__Extracted data__

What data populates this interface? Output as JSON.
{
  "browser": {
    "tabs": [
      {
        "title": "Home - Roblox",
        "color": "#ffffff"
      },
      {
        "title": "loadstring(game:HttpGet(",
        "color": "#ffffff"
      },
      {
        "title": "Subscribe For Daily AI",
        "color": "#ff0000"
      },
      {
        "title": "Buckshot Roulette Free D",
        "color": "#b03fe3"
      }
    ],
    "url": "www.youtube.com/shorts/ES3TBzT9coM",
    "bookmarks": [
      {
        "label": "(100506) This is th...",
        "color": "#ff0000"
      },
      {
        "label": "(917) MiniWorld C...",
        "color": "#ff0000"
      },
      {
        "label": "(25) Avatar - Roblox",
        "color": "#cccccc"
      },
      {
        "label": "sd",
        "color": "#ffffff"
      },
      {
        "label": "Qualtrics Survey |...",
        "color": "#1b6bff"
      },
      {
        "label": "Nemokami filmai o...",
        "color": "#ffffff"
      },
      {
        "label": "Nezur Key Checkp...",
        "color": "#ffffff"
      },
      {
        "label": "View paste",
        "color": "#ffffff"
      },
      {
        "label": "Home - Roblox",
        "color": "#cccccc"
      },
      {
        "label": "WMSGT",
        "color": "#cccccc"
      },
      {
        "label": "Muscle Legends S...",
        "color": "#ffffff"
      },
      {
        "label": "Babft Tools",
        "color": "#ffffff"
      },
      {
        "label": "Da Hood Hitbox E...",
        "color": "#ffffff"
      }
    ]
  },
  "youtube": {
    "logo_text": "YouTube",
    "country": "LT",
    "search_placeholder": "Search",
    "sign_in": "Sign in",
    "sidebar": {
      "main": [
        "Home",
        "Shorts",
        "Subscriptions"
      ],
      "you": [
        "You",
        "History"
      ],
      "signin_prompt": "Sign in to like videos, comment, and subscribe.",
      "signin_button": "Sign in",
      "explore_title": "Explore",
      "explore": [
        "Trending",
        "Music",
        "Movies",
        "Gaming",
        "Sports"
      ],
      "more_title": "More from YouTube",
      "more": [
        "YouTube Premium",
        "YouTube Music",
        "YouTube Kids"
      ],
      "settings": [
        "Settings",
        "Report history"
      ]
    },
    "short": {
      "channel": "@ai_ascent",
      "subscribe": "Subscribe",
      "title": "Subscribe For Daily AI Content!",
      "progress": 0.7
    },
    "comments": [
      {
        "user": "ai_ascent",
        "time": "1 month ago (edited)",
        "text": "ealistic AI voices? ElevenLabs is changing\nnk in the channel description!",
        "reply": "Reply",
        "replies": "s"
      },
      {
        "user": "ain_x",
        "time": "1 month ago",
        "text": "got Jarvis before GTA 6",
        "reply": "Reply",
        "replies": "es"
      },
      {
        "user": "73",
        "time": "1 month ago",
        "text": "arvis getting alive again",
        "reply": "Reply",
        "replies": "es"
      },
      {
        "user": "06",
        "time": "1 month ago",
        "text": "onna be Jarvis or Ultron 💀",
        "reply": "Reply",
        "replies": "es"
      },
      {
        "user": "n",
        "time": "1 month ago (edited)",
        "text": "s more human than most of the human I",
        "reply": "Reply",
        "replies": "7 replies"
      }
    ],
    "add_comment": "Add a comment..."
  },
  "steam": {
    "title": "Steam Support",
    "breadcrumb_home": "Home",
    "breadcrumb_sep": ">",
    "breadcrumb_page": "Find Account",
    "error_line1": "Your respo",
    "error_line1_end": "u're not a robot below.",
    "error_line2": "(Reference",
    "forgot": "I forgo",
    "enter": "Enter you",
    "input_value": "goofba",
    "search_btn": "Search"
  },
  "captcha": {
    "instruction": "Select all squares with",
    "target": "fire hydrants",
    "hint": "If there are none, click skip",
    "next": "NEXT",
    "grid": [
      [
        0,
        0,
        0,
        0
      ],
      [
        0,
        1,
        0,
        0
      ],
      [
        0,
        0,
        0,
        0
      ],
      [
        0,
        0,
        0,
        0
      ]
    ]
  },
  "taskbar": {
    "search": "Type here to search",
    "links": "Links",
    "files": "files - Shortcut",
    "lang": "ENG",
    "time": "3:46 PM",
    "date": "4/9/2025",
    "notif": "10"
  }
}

__Work required__
Take the entries and copy them out exactly.

__Result of this exercise__
What data populates this interface? Output as JSON.
{
  "browser": {
    "tabs": [
      {
        "title": "Home - Roblox",
        "color": "#ffffff"
      },
      {
        "title": "loadstring(game:HttpGet(",
        "color": "#ffffff"
      },
      {
        "title": "Subscribe For Daily AI",
        "color": "#ff0000"
      },
      {
        "title": "Buckshot Roulette Free D",
        "color": "#b03fe3"
      }
    ],
    "url": "www.youtube.com/shorts/ES3TBzT9coM",
    "bookmarks": [
      {
        "label": "(100506) This is th...",
        "color": "#ff0000"
      },
      {
        "label": "(917) MiniWorld C...",
        "color": "#ff0000"
      },
      {
        "label": "(25) Avatar - Roblox",
        "color": "#cccccc"
      },
      {
        "label": "sd",
        "color": "#ffffff"
      },
      {
        "label": "Qualtrics Survey |...",
        "color": "#1b6bff"
      },
      {
        "label": "Nemokami filmai o...",
        "color": "#ffffff"
      },
      {
        "label": "Nezur Key Checkp...",
        "color": "#ffffff"
      },
      {
        "label": "View paste",
        "color": "#ffffff"
      },
      {
        "label": "Home - Roblox",
        "color": "#cccccc"
      },
      {
        "label": "WMSGT",
        "color": "#cccccc"
      },
      {
        "label": "Muscle Legends S...",
        "color": "#ffffff"
      },
      {
        "label": "Babft Tools",
        "color": "#ffffff"
      },
      {
        "label": "Da Hood Hitbox E...",
        "color": "#ffffff"
      }
    ]
  },
  "youtube": {
    "logo_text": "YouTube",
    "country": "LT",
    "search_placeholder": "Search",
    "sign_in": "Sign in",
    "sidebar": {
      "main": [
        "Home",
        "Shorts",
        "Subscriptions"
      ],
      "you": [
        "You",
        "History"
      ],
      "signin_prompt": "Sign in to like videos, comment, and subscribe.",
      "signin_button": "Sign in",
      "explore_title": "Explore",
      "explore": [
        "Trending",
        "Music",
        "Movies",
        "Gaming",
        "Sports"
      ],
      "more_title": "More from YouTube",
      "more": [
        "YouTube Premium",
        "YouTube Music",
        "YouTube Kids"
      ],
      "settings": [
        "Settings",
        "Report history"
      ]
    },
    "short": {
      "channel": "@ai_ascent",
      "subscribe": "Subscribe",
      "title": "Subscribe For Daily AI Content!",
      "progress": 0.7
    },
    "comments": [
      {
        "user": "ai_ascent",
        "time": "1 month ago (edited)",
        "text": "ealistic AI voices? ElevenLabs is changing\nnk in the channel description!",
        "reply": "Reply",
        "replies": "s"
      },
      {
        "user": "ain_x",
        "time": "1 month ago",
        "text": "got Jarvis before GTA 6",
        "reply": "Reply",
        "replies": "es"
      },
      {
        "user": "73",
        "time": "1 month ago",
        "text": "arvis getting alive again",
        "reply": "Reply",
        "replies": "es"
      },
      {
        "user": "06",
        "time": "1 month ago",
        "text": "onna be Jarvis or Ultron 💀",
        "reply": "Reply",
        "replies": "es"
      },
      {
        "user": "n",
        "time": "1 month ago (edited)",
        "text": "s more human than most of the human I",
        "reply": "Reply",
        "replies": "7 replies"
      }
    ],
    "add_comment": "Add a comment..."
  },
  "steam": {
    "title": "Steam Support",
    "breadcrumb_home": "Home",
    "breadcrumb_sep": ">",
    "breadcrumb_page": "Find Account",
    "error_line1": "Your respo",
    "error_line1_end": "u're not a robot below.",
    "error_line2": "(Reference",
    "forgot": "I forgo",
    "enter": "Enter you",
    "input_value": "goofba",
    "search_btn": "Search"
  },
  "captcha": {
    "instruction": "Select all squares with",
    "target": "fire hydrants",
    "hint": "If there are none, click skip",
    "next": "NEXT",
    "grid": [
      [
        0,
        0,
        0,
        0
      ],
      [
        0,
        1,
        0,
        0
      ],
      [
        0,
        0,
        0,
        0
      ],
      [
        0,
        0,
        0,
        0
      ]
    ]
  },
  "taskbar": {
    "search": "Type here to search",
    "links": "Links",
    "files": "files - Shortcut",
    "lang": "ENG",
    "time": "3:46 PM",
    "date": "4/9/2025",
    "notif": "10"
  }
}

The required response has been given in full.